Your task: From the listing below, pull each line that includes "JSON".

* * * * * * *

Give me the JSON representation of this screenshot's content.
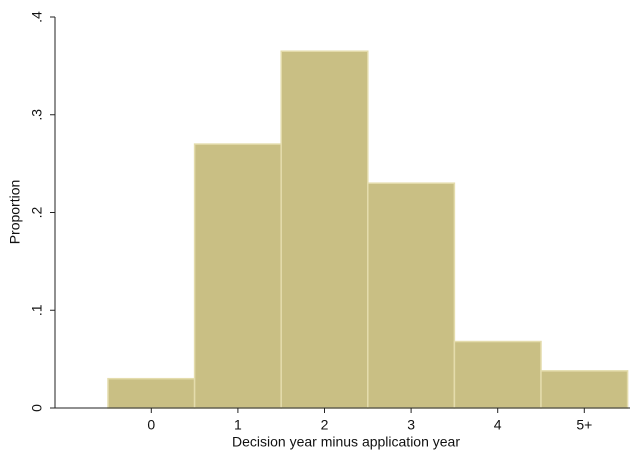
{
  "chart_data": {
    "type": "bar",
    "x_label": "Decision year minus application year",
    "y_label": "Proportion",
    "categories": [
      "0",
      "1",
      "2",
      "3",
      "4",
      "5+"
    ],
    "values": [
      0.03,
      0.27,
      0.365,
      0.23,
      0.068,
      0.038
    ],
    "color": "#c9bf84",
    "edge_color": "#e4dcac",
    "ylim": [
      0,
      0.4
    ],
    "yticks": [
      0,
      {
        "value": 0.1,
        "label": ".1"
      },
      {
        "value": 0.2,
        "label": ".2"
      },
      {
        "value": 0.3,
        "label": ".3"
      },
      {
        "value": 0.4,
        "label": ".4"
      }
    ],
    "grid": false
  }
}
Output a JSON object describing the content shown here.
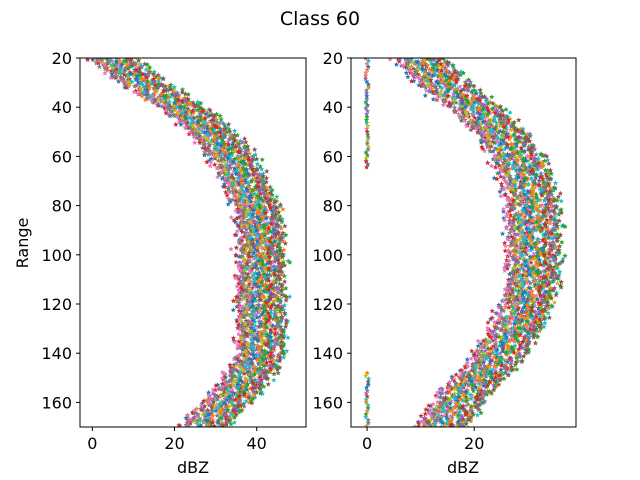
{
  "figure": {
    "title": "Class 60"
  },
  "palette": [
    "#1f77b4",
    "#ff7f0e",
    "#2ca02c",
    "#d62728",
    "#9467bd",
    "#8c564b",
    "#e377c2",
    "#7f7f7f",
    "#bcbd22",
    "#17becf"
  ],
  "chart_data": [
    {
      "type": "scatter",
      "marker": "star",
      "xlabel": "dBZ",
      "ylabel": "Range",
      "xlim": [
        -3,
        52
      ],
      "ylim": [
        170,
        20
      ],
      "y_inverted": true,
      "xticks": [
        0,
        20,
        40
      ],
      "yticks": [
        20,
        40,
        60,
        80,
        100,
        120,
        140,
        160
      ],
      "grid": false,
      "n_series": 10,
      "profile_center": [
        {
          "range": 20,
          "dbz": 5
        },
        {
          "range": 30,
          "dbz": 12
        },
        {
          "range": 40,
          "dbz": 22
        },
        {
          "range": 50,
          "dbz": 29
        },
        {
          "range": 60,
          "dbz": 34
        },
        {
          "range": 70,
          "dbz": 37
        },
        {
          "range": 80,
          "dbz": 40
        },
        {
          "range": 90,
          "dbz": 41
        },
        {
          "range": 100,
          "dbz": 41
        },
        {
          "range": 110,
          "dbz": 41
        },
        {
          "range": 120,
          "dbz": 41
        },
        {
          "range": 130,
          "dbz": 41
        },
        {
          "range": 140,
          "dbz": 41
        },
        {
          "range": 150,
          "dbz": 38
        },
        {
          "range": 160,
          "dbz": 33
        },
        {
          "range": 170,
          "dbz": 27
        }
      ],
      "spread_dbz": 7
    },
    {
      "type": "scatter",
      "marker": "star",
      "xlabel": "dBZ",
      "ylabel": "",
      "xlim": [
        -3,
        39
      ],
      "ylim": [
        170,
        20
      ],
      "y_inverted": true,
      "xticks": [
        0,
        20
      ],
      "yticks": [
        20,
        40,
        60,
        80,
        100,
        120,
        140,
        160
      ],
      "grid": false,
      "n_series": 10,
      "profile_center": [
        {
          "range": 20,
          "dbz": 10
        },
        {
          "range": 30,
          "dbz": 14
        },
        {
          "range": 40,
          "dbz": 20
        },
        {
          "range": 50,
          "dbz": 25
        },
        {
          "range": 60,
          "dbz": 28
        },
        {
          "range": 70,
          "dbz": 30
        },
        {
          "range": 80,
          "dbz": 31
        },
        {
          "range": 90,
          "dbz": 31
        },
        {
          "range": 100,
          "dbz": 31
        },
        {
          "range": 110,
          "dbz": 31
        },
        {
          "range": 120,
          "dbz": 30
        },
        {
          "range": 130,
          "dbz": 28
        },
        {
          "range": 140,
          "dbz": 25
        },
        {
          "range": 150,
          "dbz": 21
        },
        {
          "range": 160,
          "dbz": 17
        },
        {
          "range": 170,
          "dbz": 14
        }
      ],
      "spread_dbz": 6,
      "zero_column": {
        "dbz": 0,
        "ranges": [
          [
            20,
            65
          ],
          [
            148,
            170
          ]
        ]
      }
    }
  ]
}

* * * * * * *

Exercise output:
Give me the JSON representation of this screenshot's content.
Output a JSON object describing the content shown here.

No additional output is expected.